▶ _Document_:

Yeah, well, I kind of start with what are the what are the headlines that I equate to hype? What are the headlines, that can frustrate your ability to make good choices, and one of them is that AI is powered by big data, send big data out and get great answers back. And in the in almost all enterprises, unless you're doing something truly big data related, like predicting earthquakes or the weather, you're you have a business process. And you want to use AI to enhance the cost value proposition and the customer value proposition. You're in a business that is doing a very tight domain activity. Whether it's legal document processing, or whether it's supply chain audit, or whether it's collecting on car loans, or whatever, you have a process that you can understand and study and AI can make that process more efficient. And the moment you try you realize it's dumb, because you have smart people that understand your business. So listen to those people, let them iterate, that let them control the AI, it's it's partnering up AI, his job is to take the best of knowledge, and just multiply it in the enterprise case, in my opinion, almost all the time. So not forgetting, in fact, doubling down on the fact that you use iterative product management, invite all the stakeholders, gut check the output and results produce really accurate training data with very manually thoroughly audited processes, send 800 data samples to a machine learning thing, and come back and see if that model then agrees with your the quality assurance of your let's say that you're doing call center quality assurance coaching. Like Yeah, I can I can just buy an algorithm that gives my reps a call center score of one to five, how the heck did that thing get trained? That's fine. Start with that. But compare it to your best QA people doing a thorough QA process. And find out how right it is because it's wrong. And what you do with that new data that's compared as you send that to a machine learning service, and you get your own version of an algorithm, and iterate, iterate. So really the best advice is, ai doesn't is not going to teach you anything new and brilliant about your process. It's going to remember what you learned was new and brilliant about your process. And automated.

▶ _Information shown_:
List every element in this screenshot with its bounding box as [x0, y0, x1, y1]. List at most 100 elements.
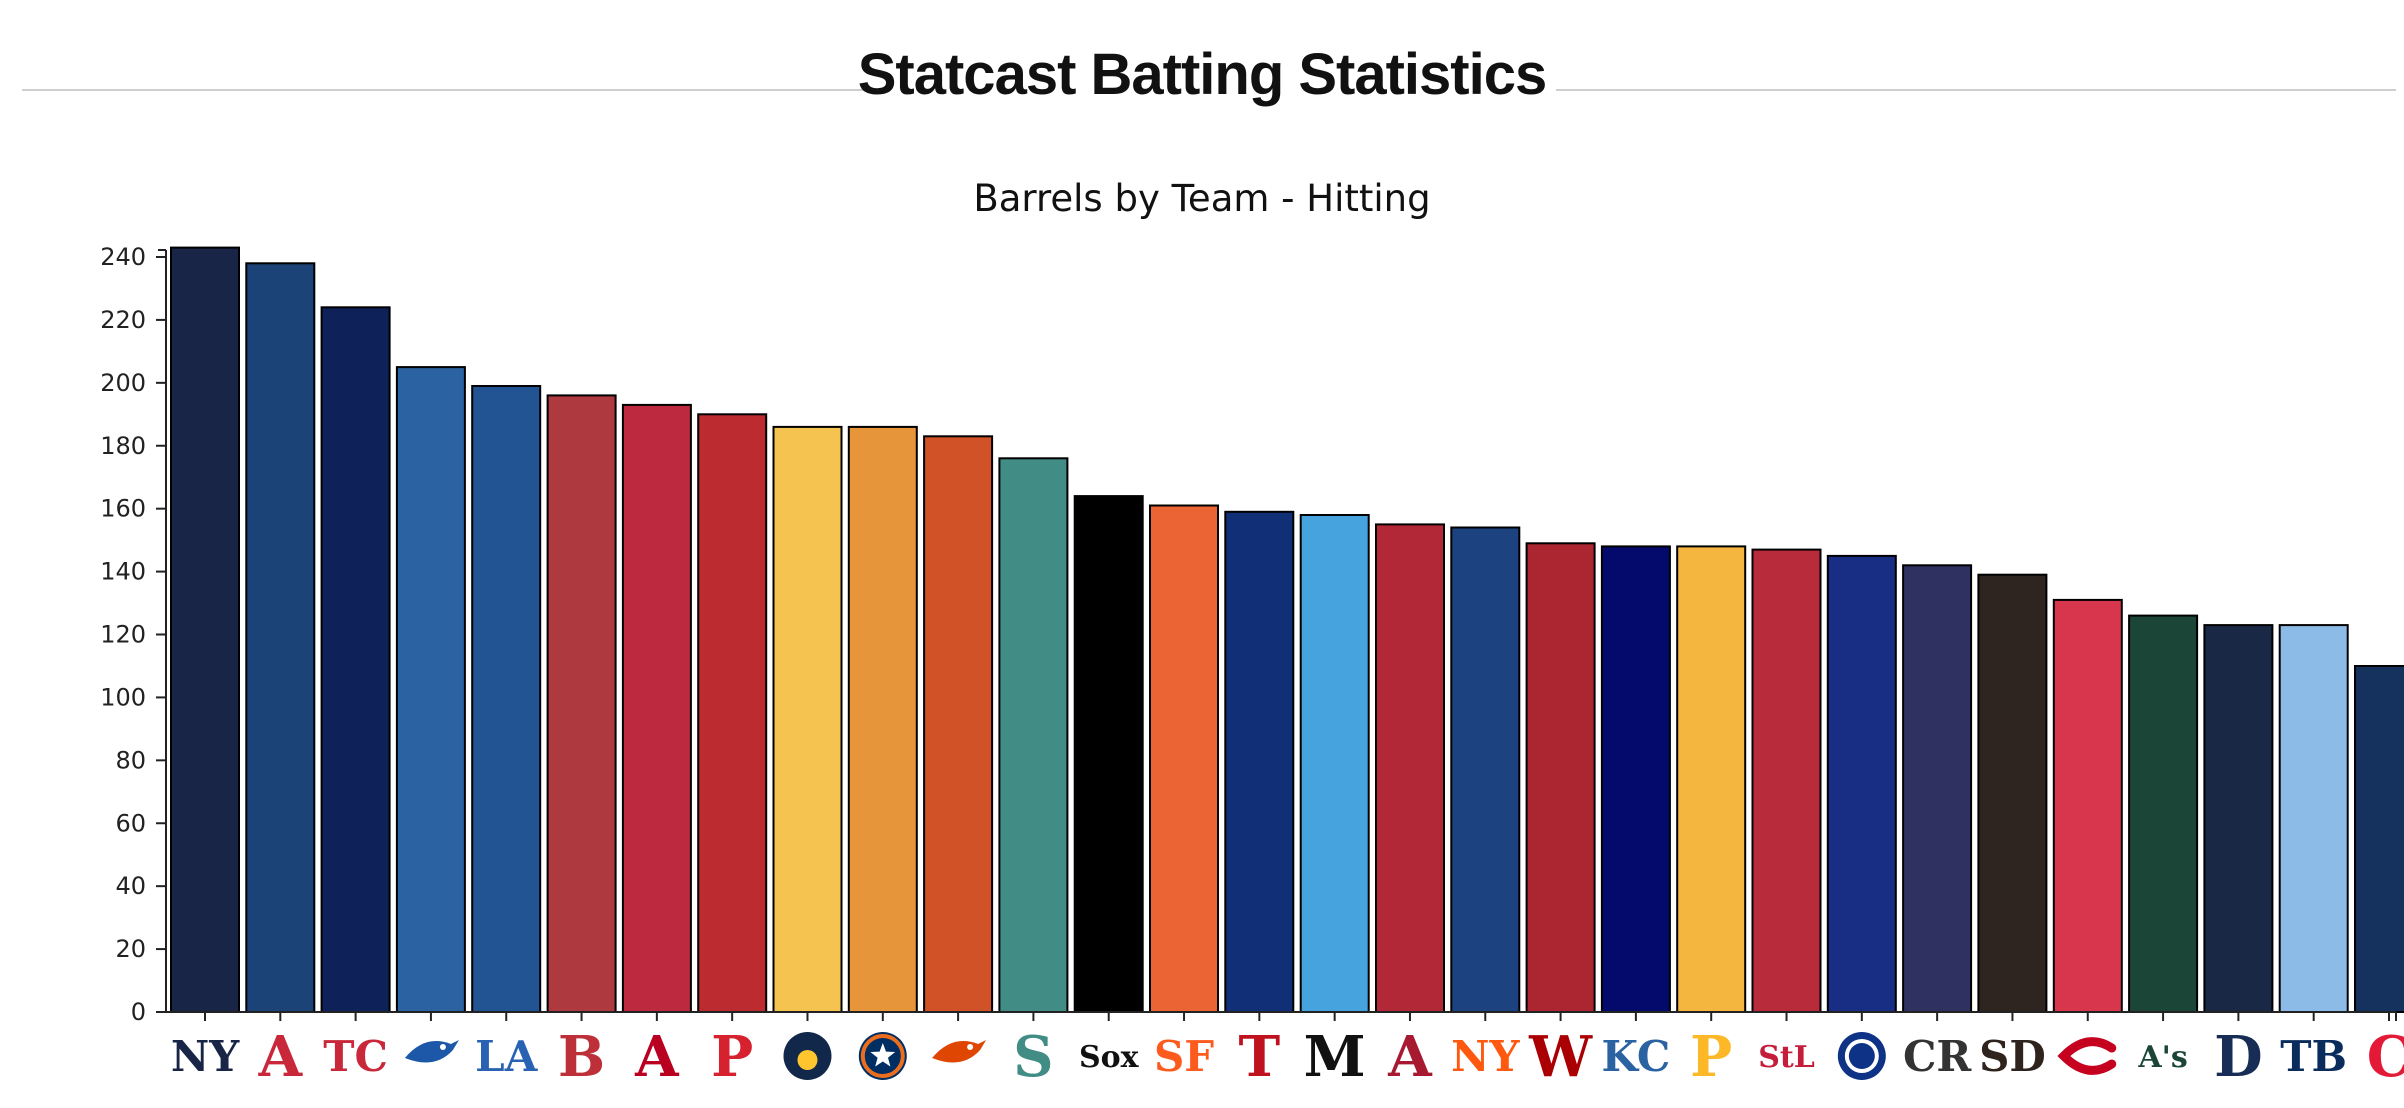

▶ _What this task involves_: Please carry on the remarks about using AI to improve business processes, starting right after their closing words "And automated."

▶ _The response_:
 

Alex 23:30

yes, it reminds me of a The Office episode, where Dwight schrute was up against the e commerce site at Dunder Mifflin. And it was a battle of if he can beat them or not. But it's kind of the same way. You take the best sales rep or your best agent, compete against the algorithm and see where then look at those results and see where it comes out? Like, is it truly giving you the answers you want. And I talk to a lot of it executives and we had someone on the podcast two days ago about we're talking about big data. And he was saying he did a course at Harvard, where only 5% of corporate data is even being used for you know, for learning, right for business intelligence. And then as he said, a big piece is just knowing what questions to ask, you can have all this data. But if the if you're not teaching this child, you know, algorithm, ask the right questions. You're gonna it's gonna be all over the board.

 

24:25

Yeah, another right on. And another framework that I think people can apply is when you have an AI model, it's a new employee performing a new role.

 

Alex 24:38

That's a good way to look at it,

 

24:39

Treat it the same exactly as that and it just so happens as a new employee has an unlimited amount nearly of productivity in them, which is dangerous when it's a really, really new employee performing a brand new role. So whenever I look at information systems that actually model teams, I have automation and Human beings are both classified as the same actor. And they are treated with the same level of requirements approved value, they are treated with the same requirements to do incrementally reducing quality assurance cycles. They're all measured by the same KPIs and indicators. They're all optimized as a cohesive team. In the enterprise setting, AI is a teammate. And it's got to earn its keep and earn your trust just like a human.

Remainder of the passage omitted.